## Start Supplied records

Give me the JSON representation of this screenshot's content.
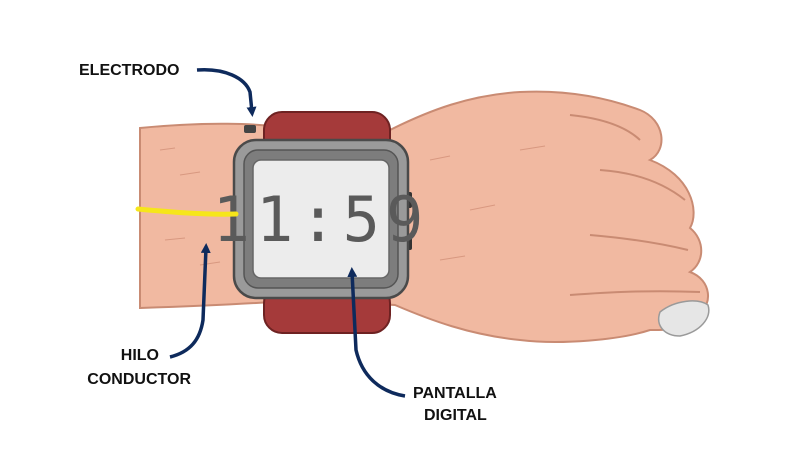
{
  "labels": {
    "electrode": "ELECTRODO",
    "wire_line1": "HILO",
    "wire_line2": "CONDUCTOR",
    "screen_line1": "PANTALLA",
    "screen_line2": "DIGITAL"
  },
  "watch": {
    "time": "11:59"
  },
  "colors": {
    "skin": "#f1b9a1",
    "strap": "#a53a3a",
    "case": "#9a9a9a",
    "screen": "#ececec",
    "wire": "#f6e61a",
    "arrow": "#0e2a5c"
  }
}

## End Supplied records

_Work instructions_
All records above are to be printed exactly, minus the pictures they contain.

_Answer to the exercise_
Give me the JSON representation of this screenshot's content.
{
  "labels": {
    "electrode": "ELECTRODO",
    "wire_line1": "HILO",
    "wire_line2": "CONDUCTOR",
    "screen_line1": "PANTALLA",
    "screen_line2": "DIGITAL"
  },
  "watch": {
    "time": "11:59"
  },
  "colors": {
    "skin": "#f1b9a1",
    "strap": "#a53a3a",
    "case": "#9a9a9a",
    "screen": "#ececec",
    "wire": "#f6e61a",
    "arrow": "#0e2a5c"
  }
}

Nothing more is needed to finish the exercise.